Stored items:
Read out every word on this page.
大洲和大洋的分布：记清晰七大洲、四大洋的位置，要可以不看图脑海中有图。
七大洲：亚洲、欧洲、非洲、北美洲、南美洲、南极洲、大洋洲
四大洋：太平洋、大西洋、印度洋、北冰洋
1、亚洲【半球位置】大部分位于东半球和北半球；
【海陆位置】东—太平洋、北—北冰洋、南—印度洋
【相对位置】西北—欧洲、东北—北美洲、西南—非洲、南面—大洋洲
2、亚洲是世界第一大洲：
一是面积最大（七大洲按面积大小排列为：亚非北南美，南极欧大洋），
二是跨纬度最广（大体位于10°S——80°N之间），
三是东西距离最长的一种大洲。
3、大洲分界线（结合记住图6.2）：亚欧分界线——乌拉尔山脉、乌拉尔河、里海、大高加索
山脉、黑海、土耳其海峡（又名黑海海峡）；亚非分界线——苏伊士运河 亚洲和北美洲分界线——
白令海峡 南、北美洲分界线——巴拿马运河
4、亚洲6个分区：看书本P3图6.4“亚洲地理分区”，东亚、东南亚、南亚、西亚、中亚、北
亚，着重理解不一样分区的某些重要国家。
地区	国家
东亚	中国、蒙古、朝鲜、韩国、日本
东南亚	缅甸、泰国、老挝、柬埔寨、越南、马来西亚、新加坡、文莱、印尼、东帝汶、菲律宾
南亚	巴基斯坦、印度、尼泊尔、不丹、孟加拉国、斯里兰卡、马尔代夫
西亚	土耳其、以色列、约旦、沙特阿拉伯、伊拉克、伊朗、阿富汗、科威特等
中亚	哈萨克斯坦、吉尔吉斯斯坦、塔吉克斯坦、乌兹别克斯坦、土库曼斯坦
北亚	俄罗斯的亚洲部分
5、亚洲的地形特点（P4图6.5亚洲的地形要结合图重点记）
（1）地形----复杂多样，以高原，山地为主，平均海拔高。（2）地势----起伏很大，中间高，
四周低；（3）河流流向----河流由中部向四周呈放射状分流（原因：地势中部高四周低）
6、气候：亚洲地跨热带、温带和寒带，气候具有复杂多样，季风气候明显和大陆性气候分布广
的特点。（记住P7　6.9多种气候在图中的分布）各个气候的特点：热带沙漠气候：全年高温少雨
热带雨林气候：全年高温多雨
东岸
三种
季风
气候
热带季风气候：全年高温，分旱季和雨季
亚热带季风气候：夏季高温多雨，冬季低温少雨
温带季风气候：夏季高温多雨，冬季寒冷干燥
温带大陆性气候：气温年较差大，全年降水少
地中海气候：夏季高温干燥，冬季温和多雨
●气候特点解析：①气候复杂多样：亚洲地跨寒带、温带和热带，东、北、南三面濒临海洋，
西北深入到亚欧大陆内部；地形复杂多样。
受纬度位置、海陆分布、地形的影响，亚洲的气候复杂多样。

The request: Set all of the entries down again, exactly as they were given.

Output for this exercise:
Read out every word on this page.
大洲和大洋的分布：记清晰七大洲、四大洋的位置，要可以不看图脑海中有图。
七大洲：亚洲、欧洲、非洲、北美洲、南美洲、南极洲、大洋洲
四大洋：太平洋、大西洋、印度洋、北冰洋
1、亚洲【半球位置】大部分位于东半球和北半球；
【海陆位置】东—太平洋、北—北冰洋、南—印度洋
【相对位置】西北—欧洲、东北—北美洲、西南—非洲、南面—大洋洲
2、亚洲是世界第一大洲：
一是面积最大（七大洲按面积大小排列为：亚非北南美，南极欧大洋），
二是跨纬度最广（大体位于10°S——80°N之间），
三是东西距离最长的一种大洲。
3、大洲分界线（结合记住图6.2）：亚欧分界线——乌拉尔山脉、乌拉尔河、里海、大高加索
山脉、黑海、土耳其海峡（又名黑海海峡）；亚非分界线——苏伊士运河 亚洲和北美洲分界线——
白令海峡 南、北美洲分界线——巴拿马运河
4、亚洲6个分区：看书本P3图6.4“亚洲地理分区”，东亚、东南亚、南亚、西亚、中亚、北
亚，着重理解不一样分区的某些重要国家。
地区	国家
东亚	中国、蒙古、朝鲜、韩国、日本
东南亚	缅甸、泰国、老挝、柬埔寨、越南、马来西亚、新加坡、文莱、印尼、东帝汶、菲律宾
南亚	巴基斯坦、印度、尼泊尔、不丹、孟加拉国、斯里兰卡、马尔代夫
西亚	土耳其、以色列、约旦、沙特阿拉伯、伊拉克、伊朗、阿富汗、科威特等
中亚	哈萨克斯坦、吉尔吉斯斯坦、塔吉克斯坦、乌兹别克斯坦、土库曼斯坦
北亚	俄罗斯的亚洲部分
5、亚洲的地形特点（P4图6.5亚洲的地形要结合图重点记）
（1）地形----复杂多样，以高原，山地为主，平均海拔高。（2）地势----起伏很大，中间高，
四周低；（3）河流流向----河流由中部向四周呈放射状分流（原因：地势中部高四周低）
6、气候：亚洲地跨热带、温带和寒带，气候具有复杂多样，季风气候明显和大陆性气候分布广
的特点。（记住P7　6.9多种气候在图中的分布）各个气候的特点：热带沙漠气候：全年高温少雨
热带雨林气候：全年高温多雨
东岸
三种
季风
气候
热带季风气候：全年高温，分旱季和雨季
亚热带季风气候：夏季高温多雨，冬季低温少雨
温带季风气候：夏季高温多雨，冬季寒冷干燥
温带大陆性气候：气温年较差大，全年降水少
地中海气候：夏季高温干燥，冬季温和多雨
●气候特点解析：①气候复杂多样：亚洲地跨寒带、温带和热带，东、北、南三面濒临海洋，
西北深入到亚欧大陆内部；地形复杂多样。
受纬度位置、海陆分布、地形的影响，亚洲的气候复杂多样。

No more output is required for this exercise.